(Saved entries)
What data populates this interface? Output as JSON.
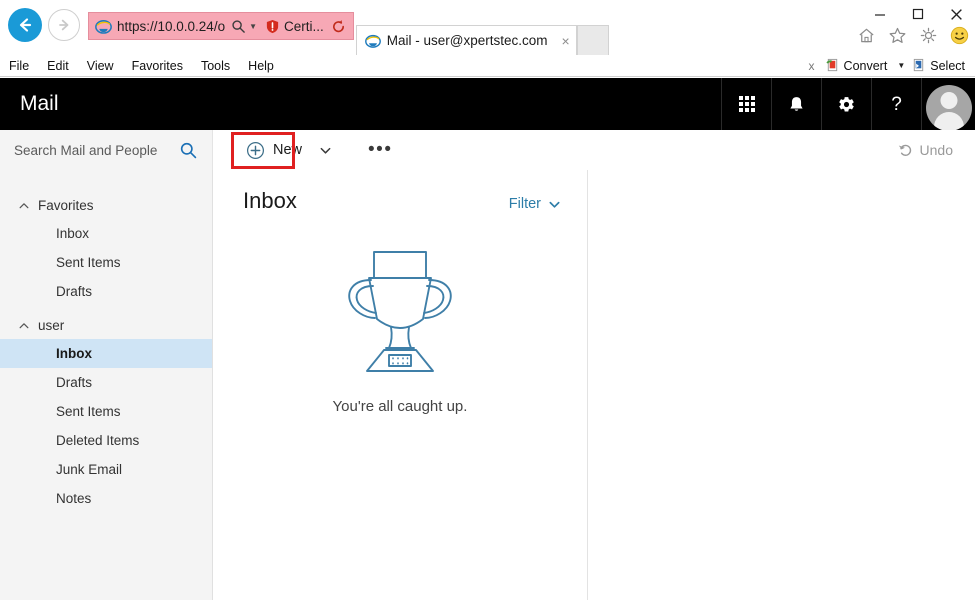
{
  "browser": {
    "back_icon": "back-arrow-icon",
    "forward_icon": "forward-arrow-icon",
    "address": {
      "favicon": "ie-logo-icon",
      "url": "https://10.0.0.24/o",
      "search_icon": "search-icon",
      "dropdown_icon": "chevron-down-icon",
      "certificate_icon": "certificate-error-shield-icon",
      "certificate_label": "Certi...",
      "refresh_icon": "refresh-icon"
    },
    "tabs": [
      {
        "favicon": "ie-logo-icon",
        "title": "Mail - user@xpertstec.com",
        "close": "×",
        "active": true
      }
    ],
    "new_tab_label": "",
    "window_controls": {
      "minimize": "–",
      "maximize": "□",
      "close": "✕"
    },
    "command_icons": [
      "home-icon",
      "favorites-star-icon",
      "tools-gear-icon",
      "smiley-feedback-icon"
    ],
    "menubar": [
      "File",
      "Edit",
      "View",
      "Favorites",
      "Tools",
      "Help"
    ],
    "adobe_toolbar": {
      "close_label": "x",
      "convert_label": "Convert",
      "convert_caret": "chevron-down-icon",
      "select_label": "Select"
    }
  },
  "owa": {
    "header": {
      "brand": "Mail",
      "buttons": [
        {
          "name": "app-launcher-icon",
          "label": ""
        },
        {
          "name": "notifications-bell-icon",
          "label": ""
        },
        {
          "name": "settings-gear-icon",
          "label": ""
        },
        {
          "name": "help-question-icon",
          "label": "?"
        }
      ],
      "avatar": "user-avatar"
    },
    "search": {
      "placeholder": "Search Mail and People",
      "icon": "search-icon"
    },
    "commands": {
      "new_label": "New",
      "new_plus_icon": "plus-circle-icon",
      "new_caret_icon": "chevron-down-icon",
      "more_label": "•••",
      "undo_label": "Undo",
      "undo_icon": "undo-arrow-icon"
    },
    "annotation": {
      "target": "New",
      "color": "#e02020"
    },
    "sidebar": {
      "groups": [
        {
          "name": "Favorites",
          "label": "Favorites",
          "expanded": true,
          "chevron": "chevron-up-icon",
          "items": [
            {
              "label": "Inbox",
              "selected": false
            },
            {
              "label": "Sent Items",
              "selected": false
            },
            {
              "label": "Drafts",
              "selected": false
            }
          ]
        },
        {
          "name": "user",
          "label": "user",
          "expanded": true,
          "chevron": "chevron-up-icon",
          "items": [
            {
              "label": "Inbox",
              "selected": true
            },
            {
              "label": "Drafts",
              "selected": false
            },
            {
              "label": "Sent Items",
              "selected": false
            },
            {
              "label": "Deleted Items",
              "selected": false
            },
            {
              "label": "Junk Email",
              "selected": false
            },
            {
              "label": "Notes",
              "selected": false
            }
          ]
        }
      ]
    },
    "list": {
      "title": "Inbox",
      "filter_label": "Filter",
      "filter_caret": "chevron-down-icon",
      "empty_illustration": "trophy-icon",
      "empty_message": "You're all caught up."
    }
  },
  "colors": {
    "owa_header_bg": "#000000",
    "sidebar_bg": "#f4f4f4",
    "selected_item_bg": "#cfe4f5",
    "accent_link": "#2d7da8",
    "annotation_red": "#e02020",
    "address_error_bg": "#f7a8b5",
    "trophy_stroke": "#3f7fa8"
  }
}
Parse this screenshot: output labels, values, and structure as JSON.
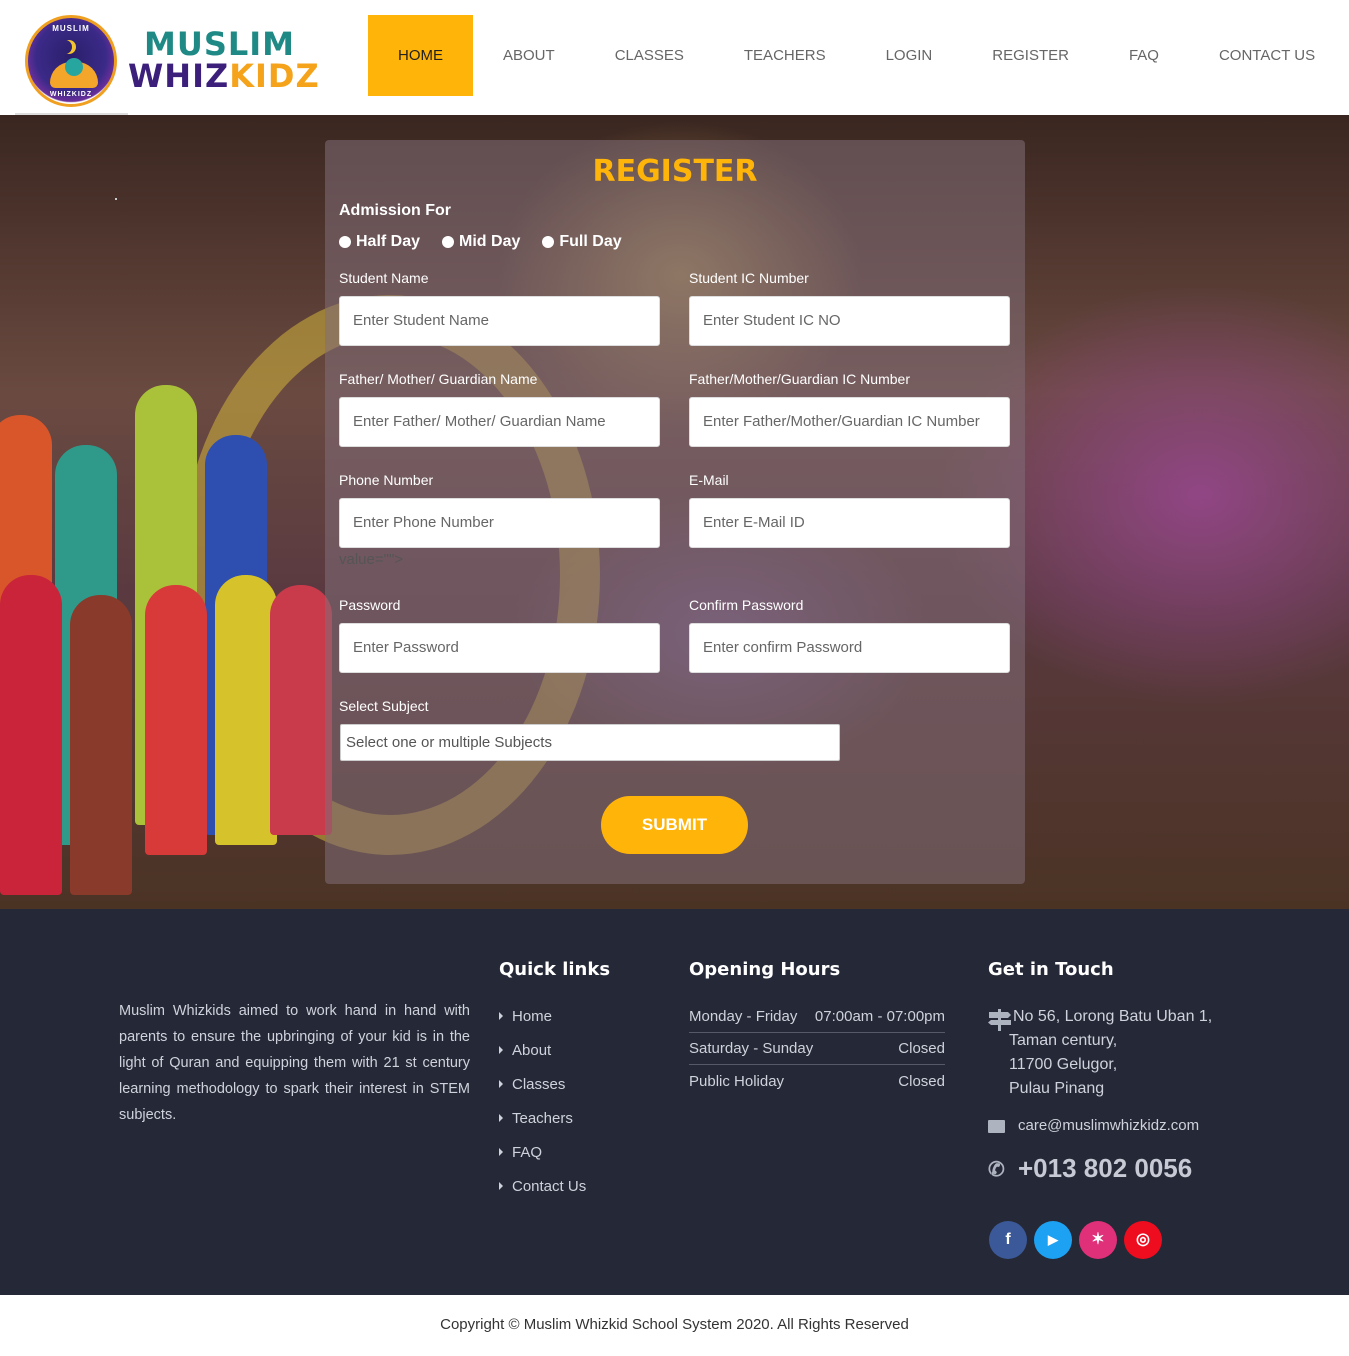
{
  "brand": {
    "top": "MUSLIM",
    "bottom_a": "WHIZ",
    "bottom_b": "KIDZ",
    "badge_top": "MUSLIM",
    "badge_bottom": "WHIZKIDZ"
  },
  "nav": [
    "HOME",
    "ABOUT",
    "CLASSES",
    "TEACHERS",
    "LOGIN",
    "REGISTER",
    "FAQ",
    "CONTACT US"
  ],
  "form": {
    "title": "REGISTER",
    "admission_label": "Admission For",
    "admission_options": [
      "Half Day",
      "Mid Day",
      "Full Day"
    ],
    "fields": {
      "student_name": {
        "label": "Student Name",
        "placeholder": "Enter Student Name"
      },
      "student_ic": {
        "label": "Student IC Number",
        "placeholder": "Enter Student IC NO"
      },
      "guardian_name": {
        "label": "Father/ Mother/ Guardian Name",
        "placeholder": "Enter Father/ Mother/ Guardian Name"
      },
      "guardian_ic": {
        "label": "Father/Mother/Guardian IC Number",
        "placeholder": "Enter Father/Mother/Guardian IC Number"
      },
      "phone": {
        "label": "Phone Number",
        "placeholder": "Enter Phone Number"
      },
      "email": {
        "label": "E-Mail",
        "placeholder": "Enter E-Mail ID"
      },
      "password": {
        "label": "Password",
        "placeholder": "Enter Password"
      },
      "confirm_password": {
        "label": "Confirm Password",
        "placeholder": "Enter confirm Password"
      }
    },
    "stray_text": "value=\"\">",
    "subject_label": "Select Subject",
    "subject_placeholder": "Select one or multiple Subjects",
    "submit_label": "SUBMIT"
  },
  "footer": {
    "about": "Muslim Whizkids aimed to work hand in hand with parents to ensure the upbringing of your kid is in the light of Quran and equipping them with 21 st century learning methodology to spark their interest in STEM subjects.",
    "quick_links_title": "Quick links",
    "quick_links": [
      "Home",
      "About",
      "Classes",
      "Teachers",
      "FAQ",
      "Contact Us"
    ],
    "hours_title": "Opening Hours",
    "hours": [
      {
        "day": "Monday - Friday",
        "time": "07:00am - 07:00pm"
      },
      {
        "day": "Saturday - Sunday",
        "time": "Closed"
      },
      {
        "day": "Public Holiday",
        "time": "Closed"
      }
    ],
    "contact_title": "Get in Touch",
    "address": [
      "No 56, Lorong Batu Uban 1,",
      "Taman century,",
      "11700 Gelugor,",
      "Pulau Pinang"
    ],
    "email": "care@muslimwhizkidz.com",
    "phone": "+013 802 0056",
    "socials": [
      {
        "name": "facebook",
        "glyph": "f",
        "color": "#3b5998"
      },
      {
        "name": "youtube",
        "glyph": "▶",
        "color": "#1da1f2"
      },
      {
        "name": "twitter",
        "glyph": "✶",
        "color": "#e0307a"
      },
      {
        "name": "instagram",
        "glyph": "◎",
        "color": "#ee0d1f"
      }
    ]
  },
  "copyright": "Copyright © Muslim Whizkid School System 2020. All Rights Reserved",
  "colors": {
    "accent": "#ffb40a",
    "footer_bg": "#252836"
  }
}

SHORT TASK ▸ Transcribe every entry above exactly. Omit all pictures.

WRITTEN RESPONSE ▸
What data populates this interface? Output as JSON.
{
  "browser": {
    "back_icon": "back-arrow-icon",
    "forward_icon": "forward-arrow-icon",
    "address": {
      "favicon": "ie-logo-icon",
      "url": "https://10.0.0.24/o",
      "search_icon": "search-icon",
      "dropdown_icon": "chevron-down-icon",
      "certificate_icon": "certificate-error-shield-icon",
      "certificate_label": "Certi...",
      "refresh_icon": "refresh-icon"
    },
    "tabs": [
      {
        "favicon": "ie-logo-icon",
        "title": "Mail - user@xpertstec.com",
        "close": "×",
        "active": true
      }
    ],
    "new_tab_label": "",
    "window_controls": {
      "minimize": "–",
      "maximize": "□",
      "close": "✕"
    },
    "command_icons": [
      "home-icon",
      "favorites-star-icon",
      "tools-gear-icon",
      "smiley-feedback-icon"
    ],
    "menubar": [
      "File",
      "Edit",
      "View",
      "Favorites",
      "Tools",
      "Help"
    ],
    "adobe_toolbar": {
      "close_label": "x",
      "convert_label": "Convert",
      "convert_caret": "chevron-down-icon",
      "select_label": "Select"
    }
  },
  "owa": {
    "header": {
      "brand": "Mail",
      "buttons": [
        {
          "name": "app-launcher-icon",
          "label": ""
        },
        {
          "name": "notifications-bell-icon",
          "label": ""
        },
        {
          "name": "settings-gear-icon",
          "label": ""
        },
        {
          "name": "help-question-icon",
          "label": "?"
        }
      ],
      "avatar": "user-avatar"
    },
    "search": {
      "placeholder": "Search Mail and People",
      "icon": "search-icon"
    },
    "commands": {
      "new_label": "New",
      "new_plus_icon": "plus-circle-icon",
      "new_caret_icon": "chevron-down-icon",
      "more_label": "•••",
      "undo_label": "Undo",
      "undo_icon": "undo-arrow-icon"
    },
    "annotation": {
      "target": "New",
      "color": "#e02020"
    },
    "sidebar": {
      "groups": [
        {
          "name": "Favorites",
          "label": "Favorites",
          "expanded": true,
          "chevron": "chevron-up-icon",
          "items": [
            {
              "label": "Inbox",
              "selected": false
            },
            {
              "label": "Sent Items",
              "selected": false
            },
            {
              "label": "Drafts",
              "selected": false
            }
          ]
        },
        {
          "name": "user",
          "label": "user",
          "expanded": true,
          "chevron": "chevron-up-icon",
          "items": [
            {
              "label": "Inbox",
              "selected": true
            },
            {
              "label": "Drafts",
              "selected": false
            },
            {
              "label": "Sent Items",
              "selected": false
            },
            {
              "label": "Deleted Items",
              "selected": false
            },
            {
              "label": "Junk Email",
              "selected": false
            },
            {
              "label": "Notes",
              "selected": false
            }
          ]
        }
      ]
    },
    "list": {
      "title": "Inbox",
      "filter_label": "Filter",
      "filter_caret": "chevron-down-icon",
      "empty_illustration": "trophy-icon",
      "empty_message": "You're all caught up."
    }
  },
  "colors": {
    "owa_header_bg": "#000000",
    "sidebar_bg": "#f4f4f4",
    "selected_item_bg": "#cfe4f5",
    "accent_link": "#2d7da8",
    "annotation_red": "#e02020",
    "address_error_bg": "#f7a8b5",
    "trophy_stroke": "#3f7fa8"
  }
}
Parse this screenshot: output labels, values, and structure as JSON.
{
  "brand": {
    "top": "MUSLIM",
    "bottom_a": "WHIZ",
    "bottom_b": "KIDZ",
    "badge_top": "MUSLIM",
    "badge_bottom": "WHIZKIDZ"
  },
  "nav": [
    "HOME",
    "ABOUT",
    "CLASSES",
    "TEACHERS",
    "LOGIN",
    "REGISTER",
    "FAQ",
    "CONTACT US"
  ],
  "form": {
    "title": "REGISTER",
    "admission_label": "Admission For",
    "admission_options": [
      "Half Day",
      "Mid Day",
      "Full Day"
    ],
    "fields": {
      "student_name": {
        "label": "Student Name",
        "placeholder": "Enter Student Name"
      },
      "student_ic": {
        "label": "Student IC Number",
        "placeholder": "Enter Student IC NO"
      },
      "guardian_name": {
        "label": "Father/ Mother/ Guardian Name",
        "placeholder": "Enter Father/ Mother/ Guardian Name"
      },
      "guardian_ic": {
        "label": "Father/Mother/Guardian IC Number",
        "placeholder": "Enter Father/Mother/Guardian IC Number"
      },
      "phone": {
        "label": "Phone Number",
        "placeholder": "Enter Phone Number"
      },
      "email": {
        "label": "E-Mail",
        "placeholder": "Enter E-Mail ID"
      },
      "password": {
        "label": "Password",
        "placeholder": "Enter Password"
      },
      "confirm_password": {
        "label": "Confirm Password",
        "placeholder": "Enter confirm Password"
      }
    },
    "stray_text": "value=\"\">",
    "subject_label": "Select Subject",
    "subject_placeholder": "Select one or multiple Subjects",
    "submit_label": "SUBMIT"
  },
  "footer": {
    "about": "Muslim Whizkids aimed to work hand in hand with parents to ensure the upbringing of your kid is in the light of Quran and equipping them with 21 st century learning methodology to spark their interest in STEM subjects.",
    "quick_links_title": "Quick links",
    "quick_links": [
      "Home",
      "About",
      "Classes",
      "Teachers",
      "FAQ",
      "Contact Us"
    ],
    "hours_title": "Opening Hours",
    "hours": [
      {
        "day": "Monday - Friday",
        "time": "07:00am - 07:00pm"
      },
      {
        "day": "Saturday - Sunday",
        "time": "Closed"
      },
      {
        "day": "Public Holiday",
        "time": "Closed"
      }
    ],
    "contact_title": "Get in Touch",
    "address": [
      "No 56, Lorong Batu Uban 1,",
      "Taman century,",
      "11700 Gelugor,",
      "Pulau Pinang"
    ],
    "email": "care@muslimwhizkidz.com",
    "phone": "+013 802 0056",
    "socials": [
      {
        "name": "facebook",
        "glyph": "f",
        "color": "#3b5998"
      },
      {
        "name": "youtube",
        "glyph": "▶",
        "color": "#1da1f2"
      },
      {
        "name": "twitter",
        "glyph": "✶",
        "color": "#e0307a"
      },
      {
        "name": "instagram",
        "glyph": "◎",
        "color": "#ee0d1f"
      }
    ]
  },
  "copyright": "Copyright © Muslim Whizkid School System 2020. All Rights Reserved",
  "colors": {
    "accent": "#ffb40a",
    "footer_bg": "#252836"
  }
}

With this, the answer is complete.